YOUR INSTRUCTIONS> Of the lines in the records that follow, how many include the word "solid"? Answer with a bare number.

ENTRIES>
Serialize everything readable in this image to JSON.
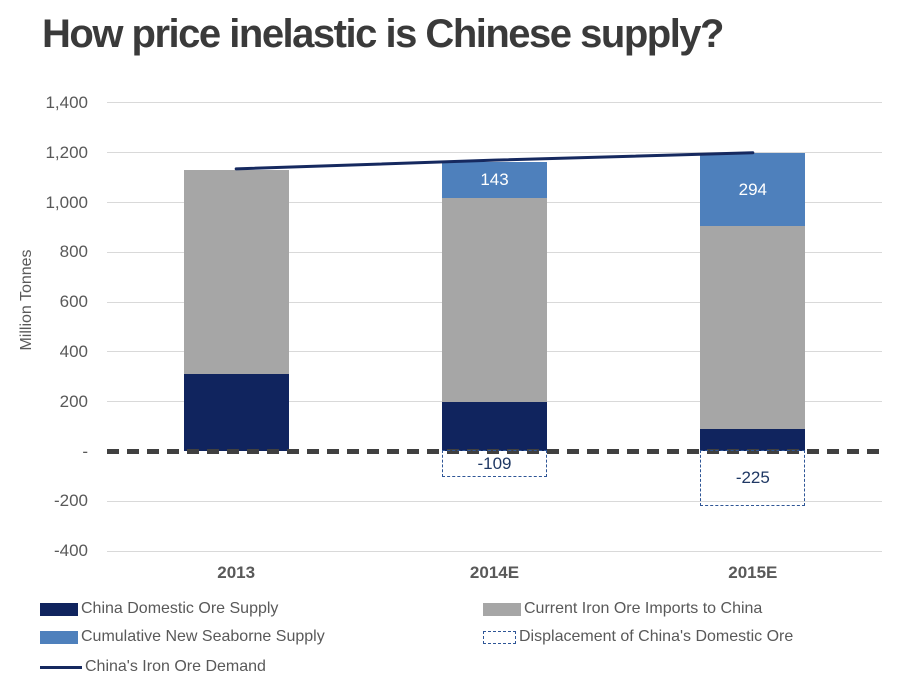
{
  "title": "How price inelastic is Chinese supply?",
  "chart_data": {
    "type": "bar",
    "stacked": true,
    "title": "How price inelastic is Chinese supply?",
    "ylabel": "Million Tonnes",
    "ylim": [
      -400,
      1400
    ],
    "ytick_step": 200,
    "grid": true,
    "legend_position": "bottom",
    "categories": [
      "2013",
      "2014E",
      "2015E"
    ],
    "series": [
      {
        "key": "domestic",
        "name": "China Domestic Ore Supply",
        "values": [
          310,
          200,
          90
        ],
        "labels": [
          "",
          "",
          ""
        ]
      },
      {
        "key": "imports",
        "name": "Current Iron Ore Imports to China",
        "values": [
          820,
          820,
          815
        ],
        "labels": [
          "",
          "",
          ""
        ]
      },
      {
        "key": "seaborne",
        "name": "Cumulative New Seaborne Supply",
        "values": [
          0,
          143,
          294
        ],
        "labels": [
          "",
          "143",
          "294"
        ]
      }
    ],
    "line_series": {
      "name": "China's Iron Ore Demand",
      "values": [
        1135,
        1170,
        1200
      ]
    },
    "displacement": {
      "name": "Displacement of China's Domestic Ore",
      "values": [
        null,
        -109,
        -225
      ],
      "labels": [
        "",
        "-109",
        "-225"
      ]
    },
    "yticks": [
      {
        "value": 1400,
        "label": "1,400"
      },
      {
        "value": 1200,
        "label": "1,200"
      },
      {
        "value": 1000,
        "label": "1,000"
      },
      {
        "value": 800,
        "label": "800"
      },
      {
        "value": 600,
        "label": "600"
      },
      {
        "value": 400,
        "label": "400"
      },
      {
        "value": 200,
        "label": "200"
      },
      {
        "value": 0,
        "label": "-"
      },
      {
        "value": -200,
        "label": "-200"
      },
      {
        "value": -400,
        "label": "-400"
      }
    ]
  },
  "colors": {
    "domestic": "#10245E",
    "imports": "#A6A6A6",
    "seaborne": "#4E80BC",
    "line": "#16295F",
    "displacement_border": "#2E5596",
    "displacement_text": "#1F3864",
    "zero_line": "#404040",
    "gridline": "#D9D9D9",
    "axis_text": "#595959",
    "title_text": "#3A3A3A"
  },
  "legend": {
    "items": [
      {
        "label": "China Domestic Ore Supply",
        "swatch": "bar",
        "color_key": "domestic"
      },
      {
        "label": "Current Iron Ore Imports to China",
        "swatch": "bar",
        "color_key": "imports"
      },
      {
        "label": "Cumulative New Seaborne Supply",
        "swatch": "bar",
        "color_key": "seaborne"
      },
      {
        "label": "Displacement of China's Domestic Ore",
        "swatch": "dashed-box"
      },
      {
        "label": "China's Iron Ore Demand",
        "swatch": "line",
        "color_key": "line"
      }
    ]
  }
}
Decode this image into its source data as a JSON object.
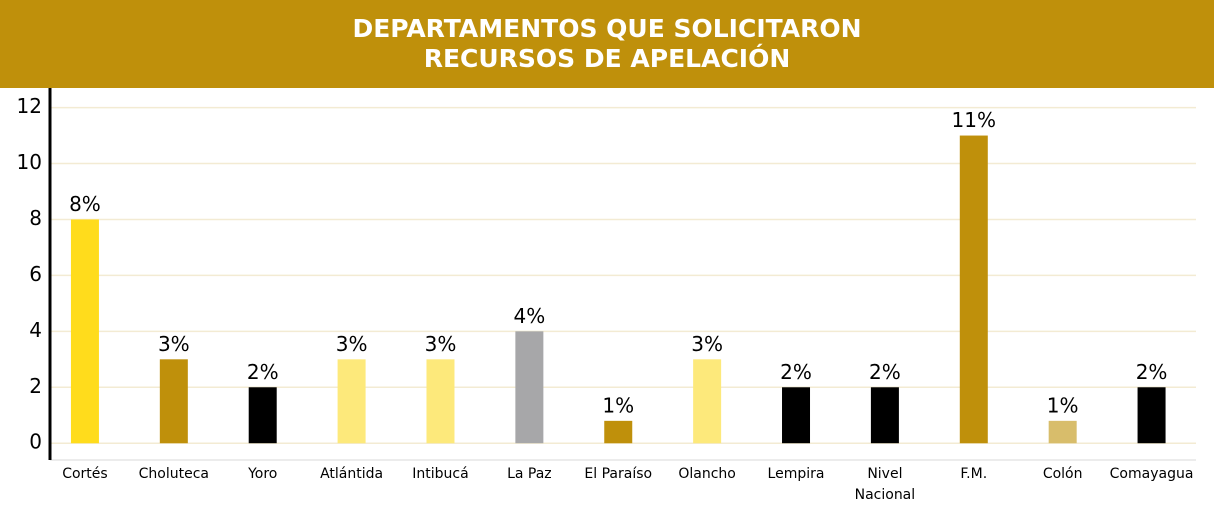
{
  "chart_data": {
    "type": "bar",
    "title": [
      "DEPARTAMENTOS QUE SOLICITARON",
      "RECURSOS DE APELACIÓN"
    ],
    "categories": [
      "Cortés",
      "Choluteca",
      "Yoro",
      "Atlántida",
      "Intibucá",
      "La Paz",
      "El Paraíso",
      "Olancho",
      "Lempira",
      "Nivel Nacional",
      "F.M.",
      "Colón",
      "Comayagua"
    ],
    "values": [
      8,
      3,
      2,
      3,
      3,
      4,
      0.8,
      3,
      2,
      2,
      11,
      0.8,
      2
    ],
    "value_labels": [
      "8%",
      "3%",
      "2%",
      "3%",
      "3%",
      "4%",
      "1%",
      "3%",
      "2%",
      "2%",
      "11%",
      "1%",
      "2%"
    ],
    "colors": [
      "#ffdc1c",
      "#bf900b",
      "#000000",
      "#fde97b",
      "#fde97b",
      "#a7a7a9",
      "#bf900b",
      "#fde97b",
      "#000000",
      "#000000",
      "#bf900b",
      "#d8bd6b",
      "#000000"
    ],
    "ylim": [
      -0.6,
      12.7
    ],
    "yticks": [
      0,
      2,
      4,
      6,
      8,
      10,
      12
    ],
    "grid": true
  }
}
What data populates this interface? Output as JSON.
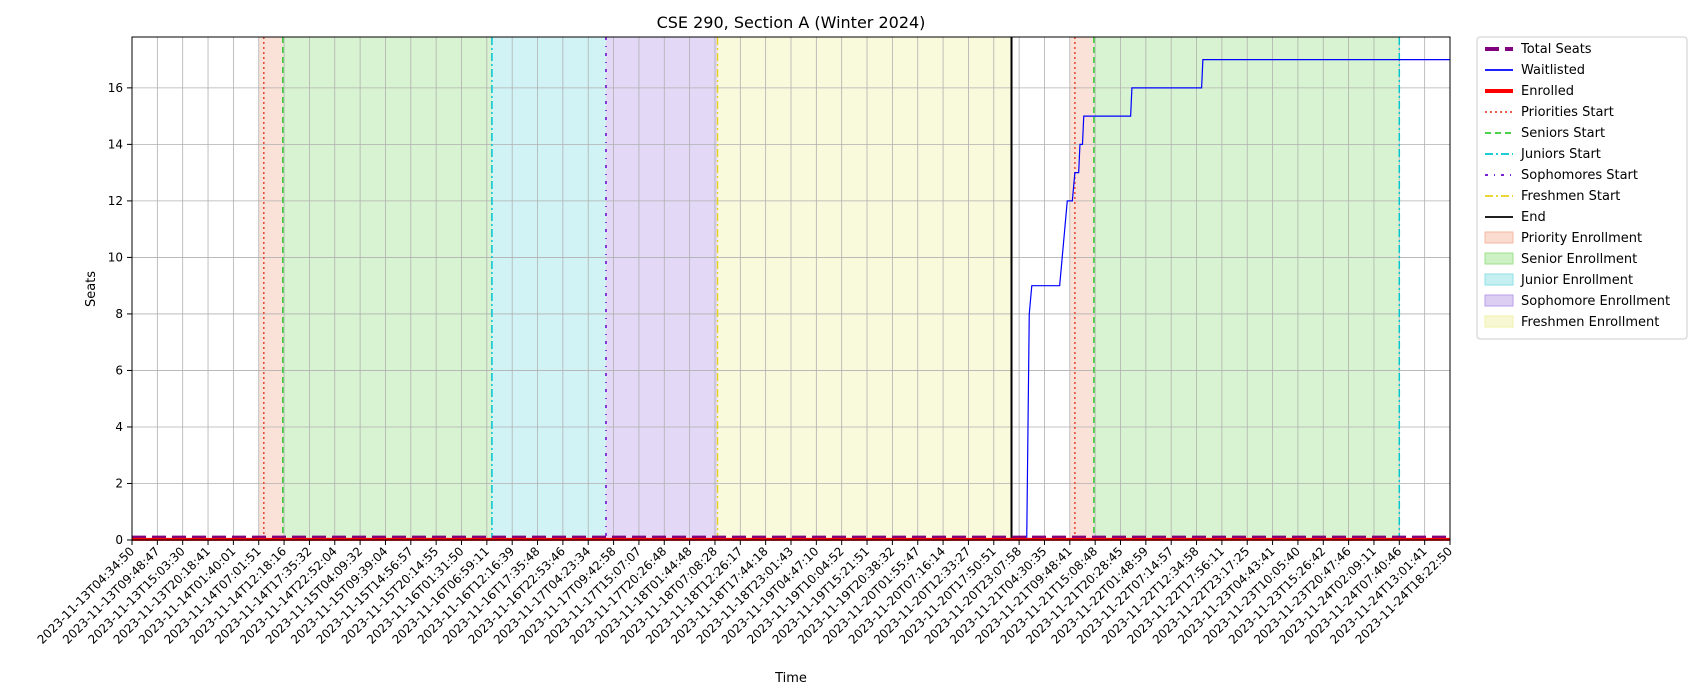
{
  "chart_data": {
    "type": "line",
    "title": "CSE 290, Section A (Winter 2024)",
    "xlabel": "Time",
    "ylabel": "Seats",
    "ylim": [
      0,
      17.8
    ],
    "y_ticks": [
      0,
      2,
      4,
      6,
      8,
      10,
      12,
      14,
      16
    ],
    "x_tick_labels": [
      "2023-11-13T04:34:50",
      "2023-11-13T09:48:47",
      "2023-11-13T15:03:30",
      "2023-11-13T20:18:41",
      "2023-11-14T01:40:01",
      "2023-11-14T07:01:51",
      "2023-11-14T12:18:16",
      "2023-11-14T17:35:32",
      "2023-11-14T22:52:04",
      "2023-11-15T04:09:32",
      "2023-11-15T09:39:04",
      "2023-11-15T14:56:57",
      "2023-11-15T20:14:55",
      "2023-11-16T01:31:50",
      "2023-11-16T06:59:11",
      "2023-11-16T12:16:39",
      "2023-11-16T17:35:48",
      "2023-11-16T22:53:46",
      "2023-11-17T04:23:34",
      "2023-11-17T09:42:58",
      "2023-11-17T15:07:07",
      "2023-11-17T20:26:48",
      "2023-11-18T01:44:48",
      "2023-11-18T07:08:28",
      "2023-11-18T12:26:17",
      "2023-11-18T17:44:18",
      "2023-11-18T23:01:43",
      "2023-11-19T04:47:10",
      "2023-11-19T10:04:52",
      "2023-11-19T15:21:51",
      "2023-11-19T20:38:32",
      "2023-11-20T01:55:47",
      "2023-11-20T07:16:14",
      "2023-11-20T12:33:27",
      "2023-11-20T17:50:51",
      "2023-11-20T23:07:58",
      "2023-11-21T04:30:35",
      "2023-11-21T09:48:41",
      "2023-11-21T15:08:48",
      "2023-11-21T20:28:45",
      "2023-11-22T01:48:59",
      "2023-11-22T07:14:57",
      "2023-11-22T12:34:58",
      "2023-11-22T17:56:11",
      "2023-11-22T23:17:25",
      "2023-11-23T04:43:41",
      "2023-11-23T10:05:40",
      "2023-11-23T15:26:42",
      "2023-11-23T20:47:46",
      "2023-11-24T02:09:11",
      "2023-11-24T07:40:46",
      "2023-11-24T13:01:41",
      "2023-11-24T18:22:50"
    ],
    "x_range": [
      0,
      52
    ],
    "series": [
      {
        "name": "Total Seats",
        "color": "#800080",
        "style": "dashed-thick",
        "points": [
          [
            0,
            0.1
          ],
          [
            52,
            0.1
          ]
        ]
      },
      {
        "name": "Waitlisted",
        "color": "#0000ff",
        "style": "step",
        "points": [
          [
            0,
            0
          ],
          [
            35.3,
            0
          ],
          [
            35.4,
            8
          ],
          [
            35.5,
            9
          ],
          [
            36.6,
            9
          ],
          [
            36.7,
            10
          ],
          [
            36.8,
            11
          ],
          [
            36.9,
            12
          ],
          [
            37.1,
            12
          ],
          [
            37.2,
            13
          ],
          [
            37.35,
            13
          ],
          [
            37.4,
            14
          ],
          [
            37.5,
            14
          ],
          [
            37.55,
            15
          ],
          [
            39.4,
            15
          ],
          [
            39.45,
            16
          ],
          [
            42.2,
            16
          ],
          [
            42.25,
            17
          ],
          [
            52,
            17
          ]
        ]
      },
      {
        "name": "Enrolled",
        "color": "#ff0000",
        "style": "solid-thick",
        "points": [
          [
            0,
            0.02
          ],
          [
            52,
            0.02
          ]
        ]
      }
    ],
    "vertical_markers": [
      {
        "name": "Priorities Start",
        "color": "#e8442f",
        "style": "dotted",
        "x": [
          5.2,
          37.2
        ]
      },
      {
        "name": "Seniors Start",
        "color": "#33cc33",
        "style": "dashed",
        "x": [
          5.95,
          37.95
        ]
      },
      {
        "name": "Juniors Start",
        "color": "#00c5d1",
        "style": "dashdot",
        "x": [
          14.2,
          50.0
        ]
      },
      {
        "name": "Sophomores Start",
        "color": "#6600cc",
        "style": "loosely-dashdot",
        "x": [
          18.7
        ]
      },
      {
        "name": "Freshmen Start",
        "color": "#e6d020",
        "style": "dashdot",
        "x": [
          23.1
        ]
      },
      {
        "name": "End",
        "color": "#000000",
        "style": "solid",
        "x": [
          34.7
        ]
      }
    ],
    "shaded_regions": [
      {
        "name": "Priority Enrollment",
        "color": "#f4b7a0",
        "from": 5.0,
        "to": 5.95
      },
      {
        "name": "Senior Enrollment",
        "color": "#9de28c",
        "from": 5.95,
        "to": 14.2
      },
      {
        "name": "Junior Enrollment",
        "color": "#8de0e6",
        "from": 14.2,
        "to": 18.7
      },
      {
        "name": "Sophomore Enrollment",
        "color": "#b99ee8",
        "from": 18.7,
        "to": 23.1
      },
      {
        "name": "Freshmen Enrollment",
        "color": "#f0f0a8",
        "from": 23.1,
        "to": 34.7
      },
      {
        "name": "Priority Enrollment",
        "color": "#f4b7a0",
        "from": 37.0,
        "to": 37.95
      },
      {
        "name": "Senior Enrollment",
        "color": "#9de28c",
        "from": 37.95,
        "to": 50.0
      }
    ],
    "legend": {
      "placement": "outside-right-top",
      "items": [
        {
          "label": "Total Seats",
          "kind": "line",
          "color": "#800080",
          "style": "dashed-thick"
        },
        {
          "label": "Waitlisted",
          "kind": "line",
          "color": "#0000ff",
          "style": "solid"
        },
        {
          "label": "Enrolled",
          "kind": "line",
          "color": "#ff0000",
          "style": "solid-thick"
        },
        {
          "label": "Priorities Start",
          "kind": "line",
          "color": "#e8442f",
          "style": "dotted"
        },
        {
          "label": "Seniors Start",
          "kind": "line",
          "color": "#33cc33",
          "style": "dashed"
        },
        {
          "label": "Juniors Start",
          "kind": "line",
          "color": "#00c5d1",
          "style": "dashdot"
        },
        {
          "label": "Sophomores Start",
          "kind": "line",
          "color": "#6600cc",
          "style": "loosely-dashdot"
        },
        {
          "label": "Freshmen Start",
          "kind": "line",
          "color": "#e6d020",
          "style": "dashdot"
        },
        {
          "label": "End",
          "kind": "line",
          "color": "#000000",
          "style": "solid"
        },
        {
          "label": "Priority Enrollment",
          "kind": "patch",
          "color": "#f4b7a0"
        },
        {
          "label": "Senior Enrollment",
          "kind": "patch",
          "color": "#9de28c"
        },
        {
          "label": "Junior Enrollment",
          "kind": "patch",
          "color": "#8de0e6"
        },
        {
          "label": "Sophomore Enrollment",
          "kind": "patch",
          "color": "#b99ee8"
        },
        {
          "label": "Freshmen Enrollment",
          "kind": "patch",
          "color": "#f0f0a8"
        }
      ]
    },
    "grid": true
  }
}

TASK RESULT> 5